> **Task requirements**:
Find the lines holding the word "боковое" and collect them.

■ ■ ■ ■ ■ ■ ■

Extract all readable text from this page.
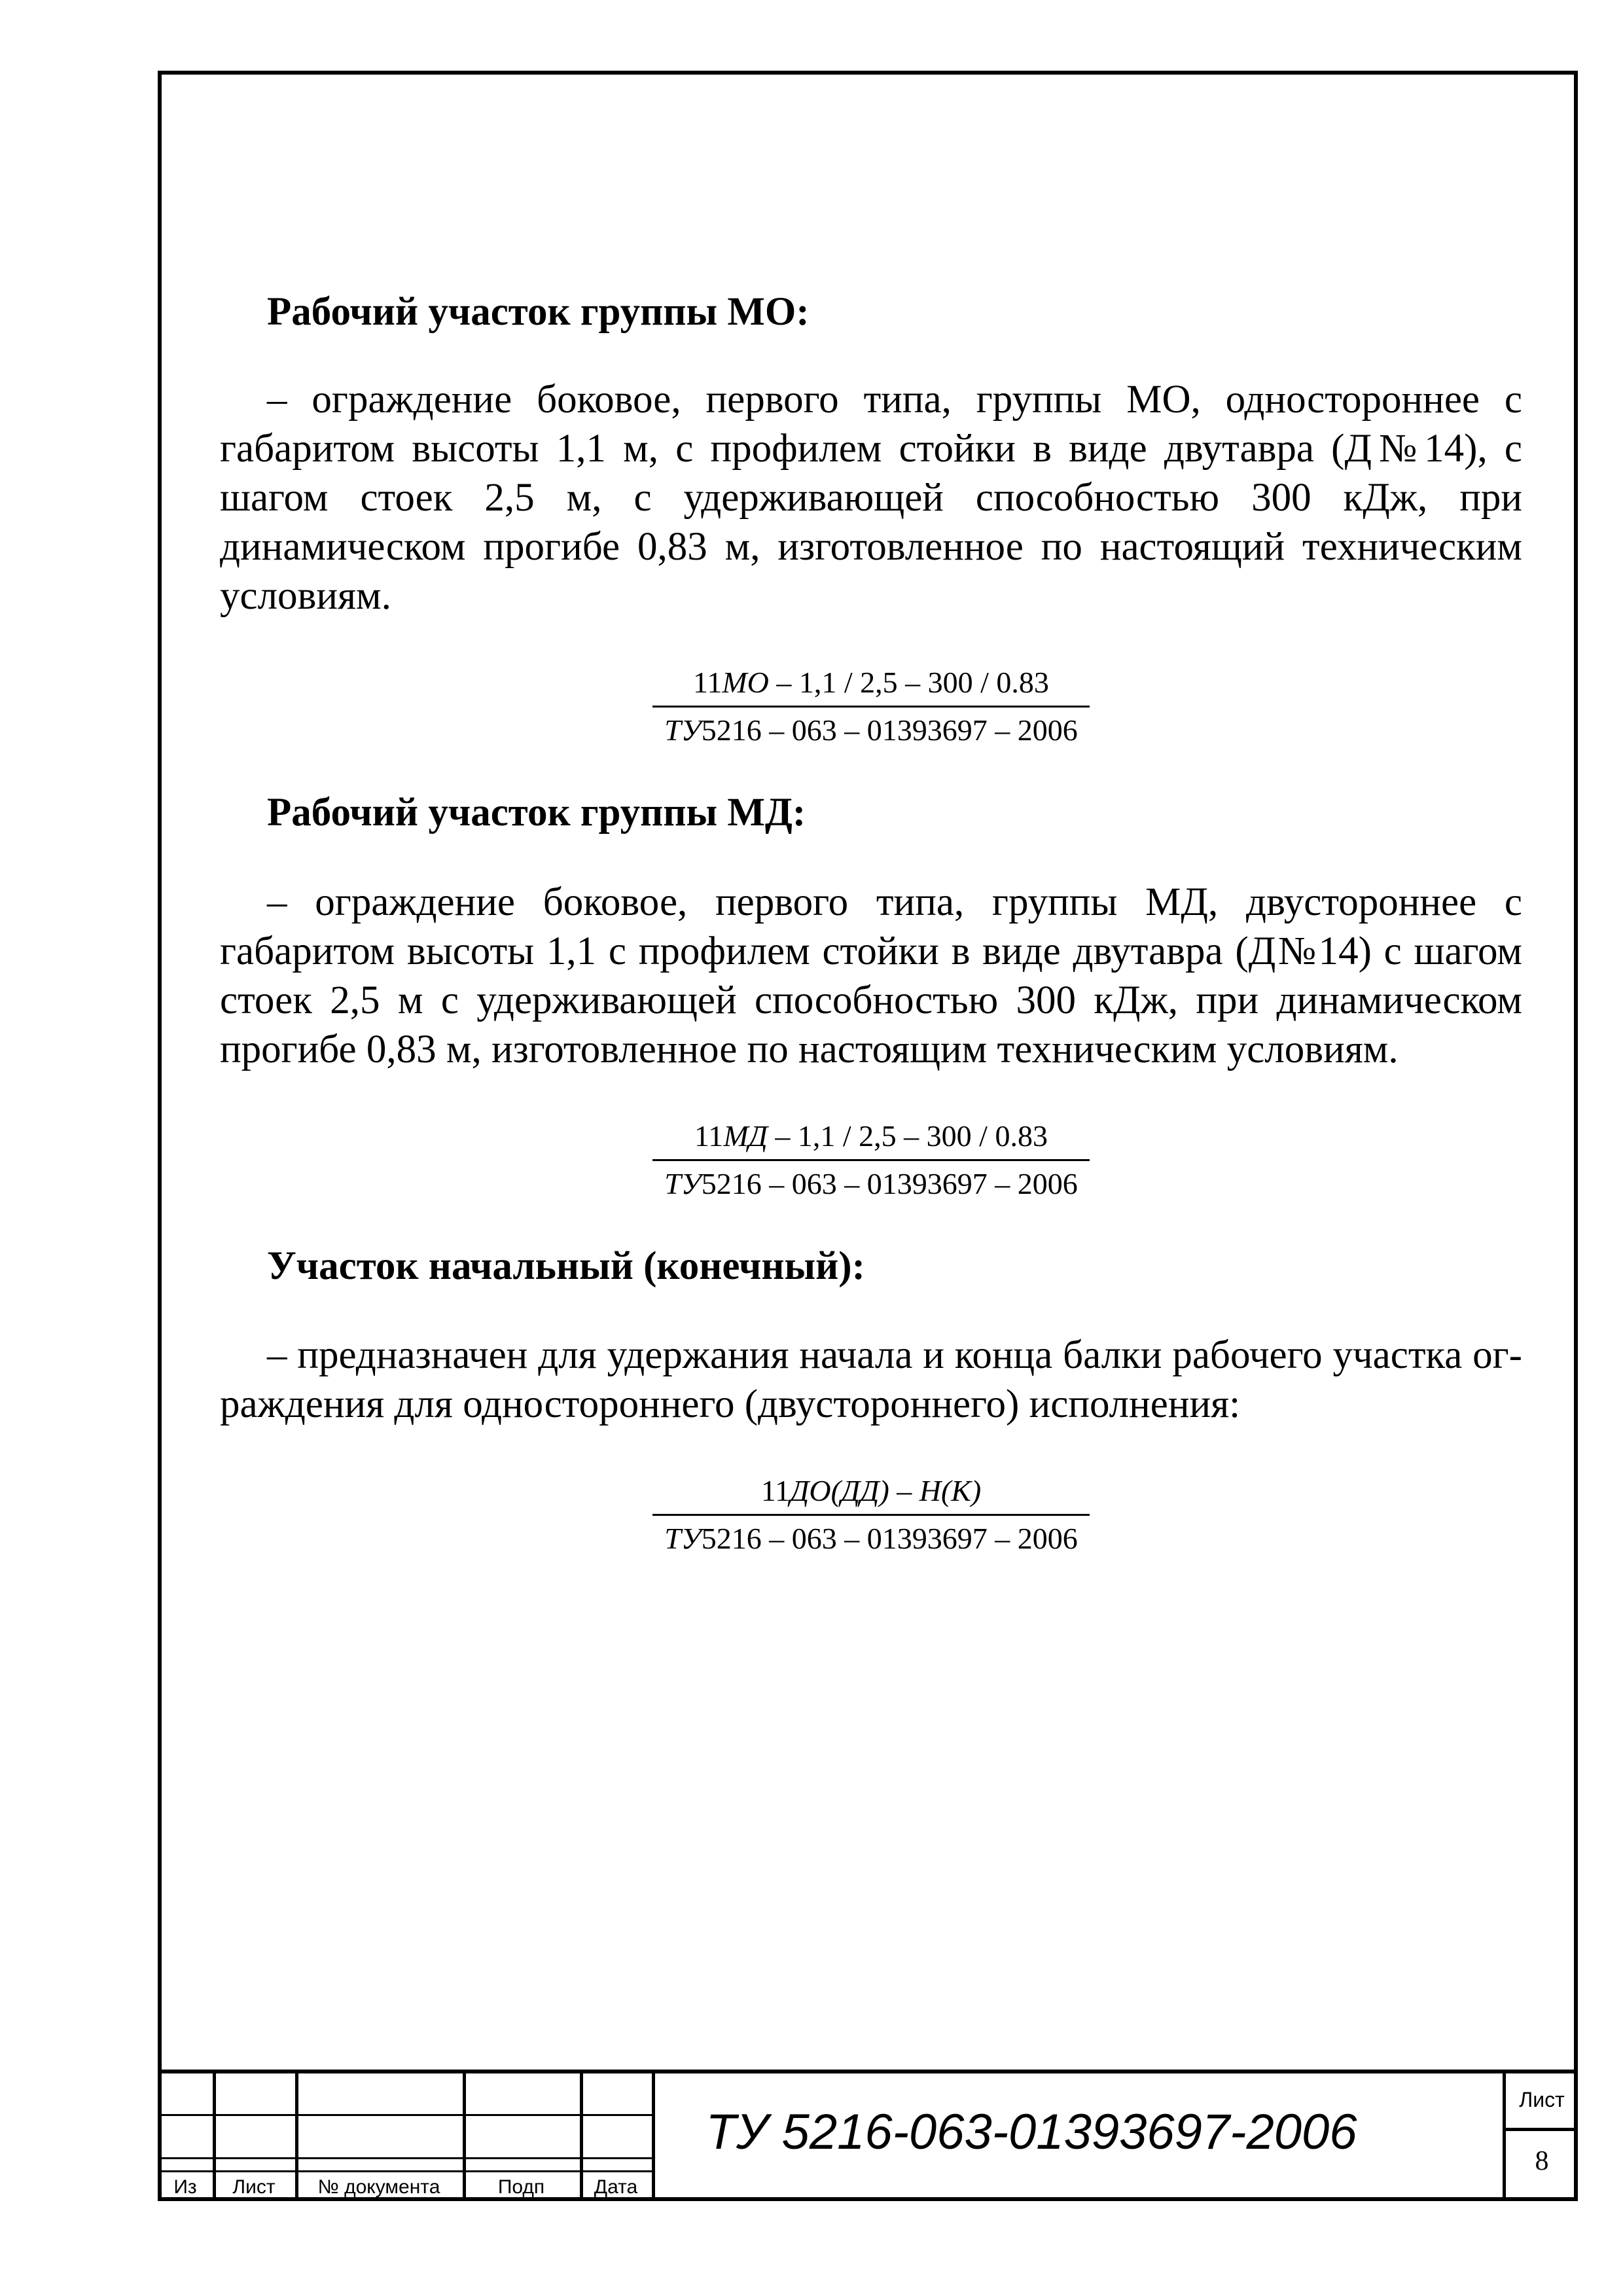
Рабочий участок группы МО:

– ограждение боковое, первого типа, группы МО, одностороннее с габаритом высоты 1,1 м, с профилем стойки в виде двутавра (Д№14), с шагом стоек 2,5 м, с удерживающей способностью 300 кДж, при динамическом прогибе 0,83 м, изготовленное по настоящий техническим условиям.

$\frac{11МО - 1,1 / 2,5 - 300 / 0.83}{ТУ5216 - 063 - 01393697 - 2006}$

Рабочий участок группы МД:

– ограждение боковое, первого типа, группы МД, двустороннее с габаритом высоты 1,1 с профилем стойки в виде двутавра (Д№14) с шагом стоек 2,5 м с удерживающей способностью 300 кДж, при динамическом прогибе 0,83 м, изготовленное по настоящим техническим условиям.

$\frac{11МД - 1,1 / 2,5 - 300 / 0.83}{ТУ5216 - 063 - 01393697 - 2006}$

Участок начальный (конечный):

– предназначен для удержания начала и конца балки рабочего участка ограждения для одностороннего (двустороннего) исполнения:

$\frac{11ДО(ДД) - Н(К)}{ТУ5216 - 063 - 01393697 - 2006}$
Из	Лист	№ документа	Подп	Дата
ТУ 5216-063-01393697-2006
Лист
8
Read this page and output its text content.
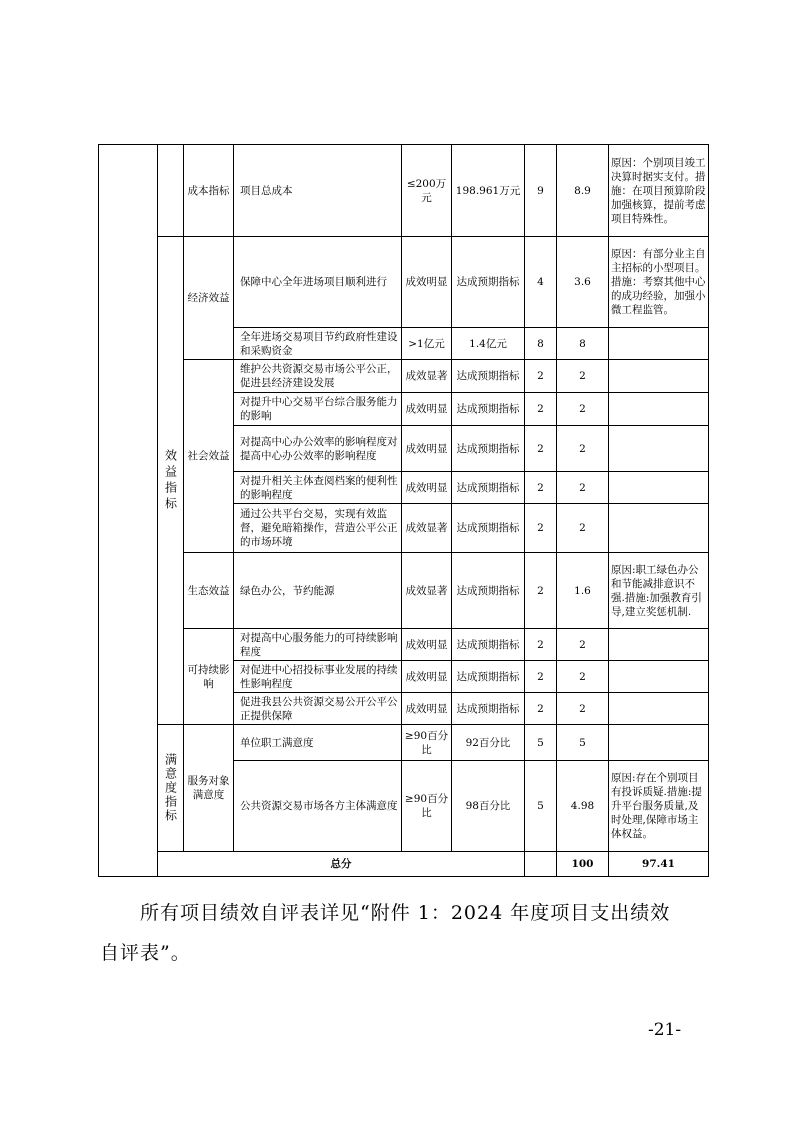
		成本指标	项目总成本	≤200万元	198.961万元	9	8.9	原因：个别项目竣工决算时据实支付。措施：在项目预算阶段加强核算，提前考虑项目特殊性。	
	效益指标	经济效益	保障中心全年进场项目顺利进行	成效明显	达成预期指标	4	3.6	原因：有部分业主自主招标的小型项目。措施：考察其他中心的成功经验，加强小微工程监管。	
			全年进场交易项目节约政府性建设和采购资金	>1亿元	1.4亿元	8	8		
		社会效益	维护公共资源交易市场公平公正，促进县经济建设发展	成效显著	达成预期指标	2	2		
			对提升中心交易平台综合服务能力的影响	成效明显	达成预期指标	2	2		
			对提高中心办公效率的影响程度对提高中心办公效率的影响程度	成效明显	达成预期指标	2	2		
			对提升相关主体查阅档案的便利性的影响程度	成效明显	达成预期指标	2	2		
			通过公共平台交易，实现有效监督，避免暗箱操作，营造公平公正的市场环境	成效显著	达成预期指标	2	2		
		生态效益	绿色办公，节约能源	成效显著	达成预期指标	2	1.6	原因:职工绿色办公和节能减排意识不强.措施:加强教育引导,建立奖惩机制.	
		可持续影响	对提高中心服务能力的可持续影响程度	成效明显	达成预期指标	2	2		
			对促进中心招投标事业发展的持续性影响程度	成效明显	达成预期指标	2	2		
			促进我县公共资源交易公开公平公正提供保障	成效明显	达成预期指标	2	2		
	满意度指标	服务对象满意度	单位职工满意度	≥90百分比	92百分比	5	5		
			公共资源交易市场各方主体满意度	≥90百分比	98百分比	5	4.98	原因:存在个别项目有投诉质疑.措施:提升平台服务质量,及时处理,保障市场主体权益。	
	总分						100	97.41	
所有项目绩效自评表详见“附件 1：2024 年度项目支出绩效
自评表”。
-21-
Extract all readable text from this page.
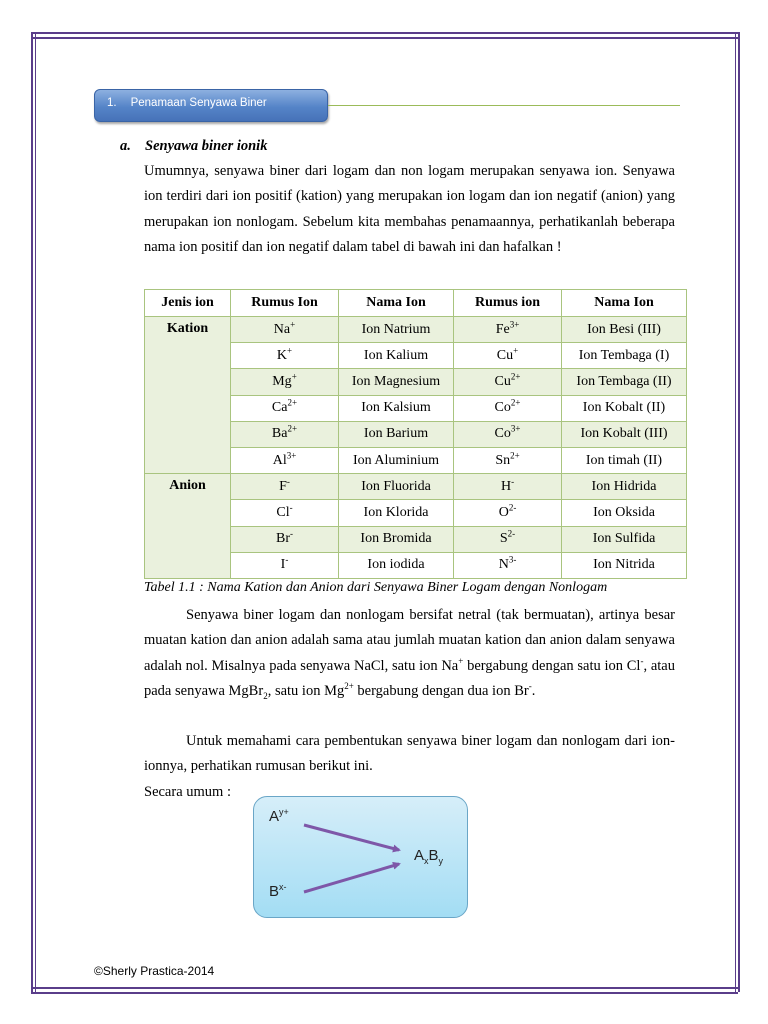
1. Penamaan Senyawa Biner
a. Senyawa biner ionik
Umumnya, senyawa biner dari logam dan non logam merupakan senyawa ion. Senyawa ion terdiri dari ion positif (kation) yang merupakan ion logam dan ion negatif (anion) yang merupakan ion nonlogam. Sebelum kita membahas penamaannya, perhatikanlah beberapa nama ion positif dan ion negatif dalam tabel di bawah ini dan hafalkan !
Jenis ion	Rumus Ion	Nama Ion	Rumus ion	Nama Ion
Kation	Na+	Ion Natrium	$Fe^{3+}$	Ion Besi (III)
	K+	Ion Kalium	Cu+	Ion Tembaga (I)
	Mg+	Ion Magnesium	$Cu^{2+}$	Ion Tembaga (II)
	$Ca^{2+}$	Ion Kalsium	$Co^{2+}$	Ion Kobalt (II)
	$Ba^{2+}$	Ion Barium	$Co^{3+}$	Ion Kobalt (III)
	$Al^{3+}$	Ion Aluminium	$Sn^{2+}$	Ion timah (II)
Anion	F-	Ion Fluorida	H-	Ion Hidrida
	Cl-	Ion Klorida	$O^{2-}$	Ion Oksida
	Br-	Ion Bromida	$S^{2-}$	Ion Sulfida
	I-	Ion iodida	$N^{3-}$	Ion Nitrida
Tabel 1.1 : Nama Kation dan Anion dari Senyawa Biner Logam dengan Nonlogam
Senyawa biner logam dan nonlogam bersifat netral (tak bermuatan), artinya besar muatan kation dan anion adalah sama atau jumlah muatan kation dan anion dalam senyawa adalah nol. Misalnya pada senyawa NaCl, satu ion Na+ bergabung dengan satu ion Cl-, atau pada senyawa MgBr$_2$, satu ion $Mg^{2+}$ bergabung dengan dua ion Br-.
Untuk memahami cara pembentukan senyawa biner logam dan nonlogam dari ion-ionnya, perhatikan rumusan berikut ini.
Secara umum :
$A^{y+}$
$A_xB_y$
$B^{x-}$
©Sherly Prastica-2014
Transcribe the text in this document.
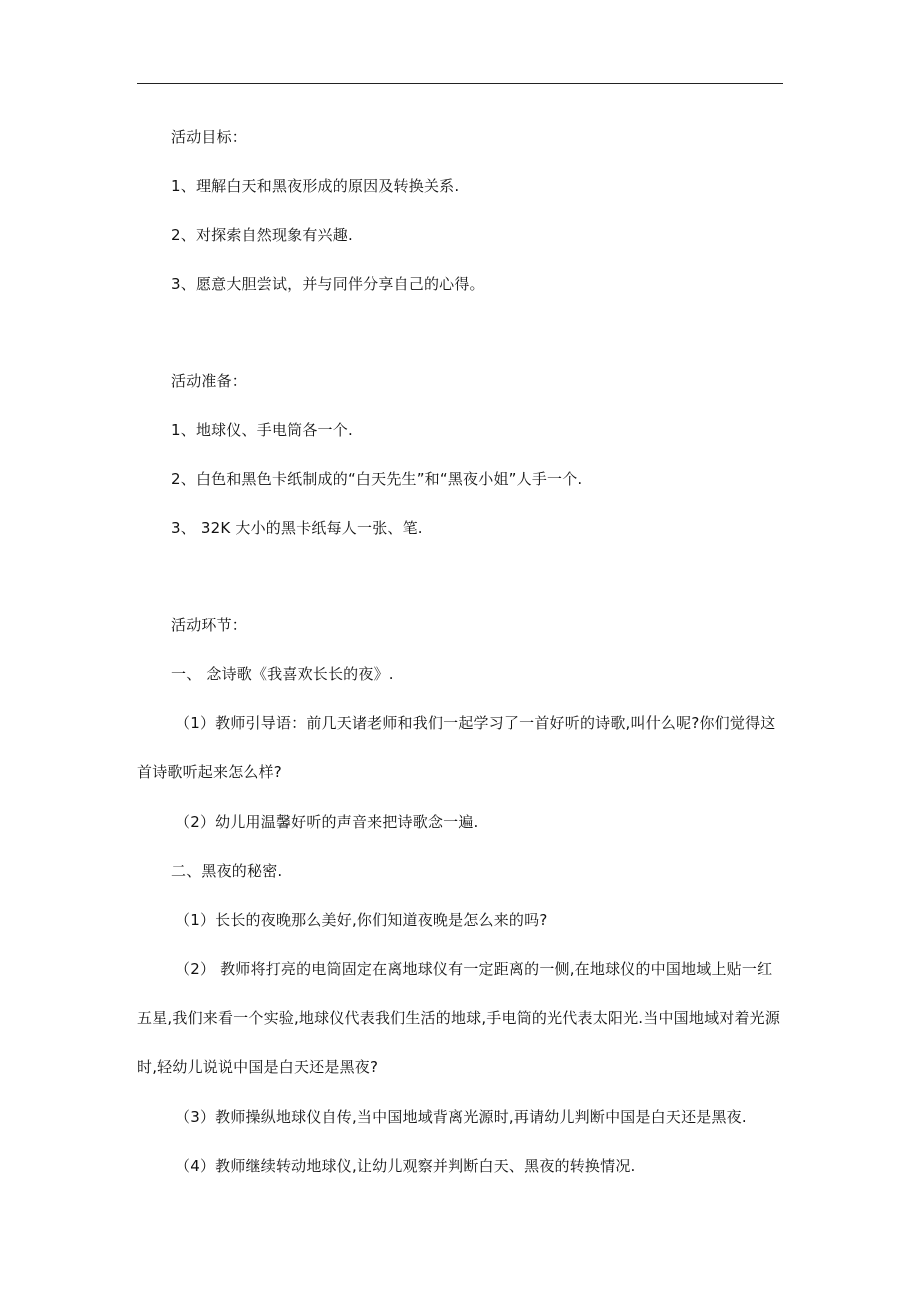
活动目标：
1、理解白天和黑夜形成的原因及转换关系.
2、对探索自然现象有兴趣.
3、愿意大胆尝试，并与同伴分享自己的心得。
活动准备：
1、地球仪、手电筒各一个.
2、白色和黑色卡纸制成的“白天先生”和“黑夜小姐”人手一个.
3、 32K 大小的黑卡纸每人一张、笔.
活动环节：
一、 念诗歌《我喜欢长长的夜》.
（1）教师引导语：前几天诸老师和我们一起学习了一首好听的诗歌,叫什么呢?你们觉得这首诗歌听起来怎么样?
（2）幼儿用温馨好听的声音来把诗歌念一遍.
二、黑夜的秘密.
（1）长长的夜晚那么美好,你们知道夜晚是怎么来的吗?
（2） 教师将打亮的电筒固定在离地球仪有一定距离的一侧,在地球仪的中国地域上贴一红五星,我们来看一个实验,地球仪代表我们生活的地球,手电筒的光代表太阳光.当中国地域对着光源时,轻幼儿说说中国是白天还是黑夜?
（3）教师操纵地球仪自传,当中国地域背离光源时,再请幼儿判断中国是白天还是黑夜.
（4）教师继续转动地球仪,让幼儿观察并判断白天、黑夜的转换情况.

■ ■ ■ ■ ■ ■ ■

> **Solution to the problem**:
– ограждение боковое, первого типа, группы МО, одностороннее с габаритом высоты 1,1 м, с профилем стойки в виде двутавра (Д№14), с шагом стоек 2,5 м, с удерживающей способностью 300 кДж, при динамическом прогибе 0,83 м, изготовленное по настоящий техническим условиям.
– ограждение боковое, первого типа, группы МД, двустороннее с габаритом высоты 1,1 с профилем стойки в виде двутавра (Д№14) с шагом стоек 2,5 м с удерживающей способностью 300 кДж, при динамическом прогибе 0,83 м, изготовленное по настоящим техническим условиям.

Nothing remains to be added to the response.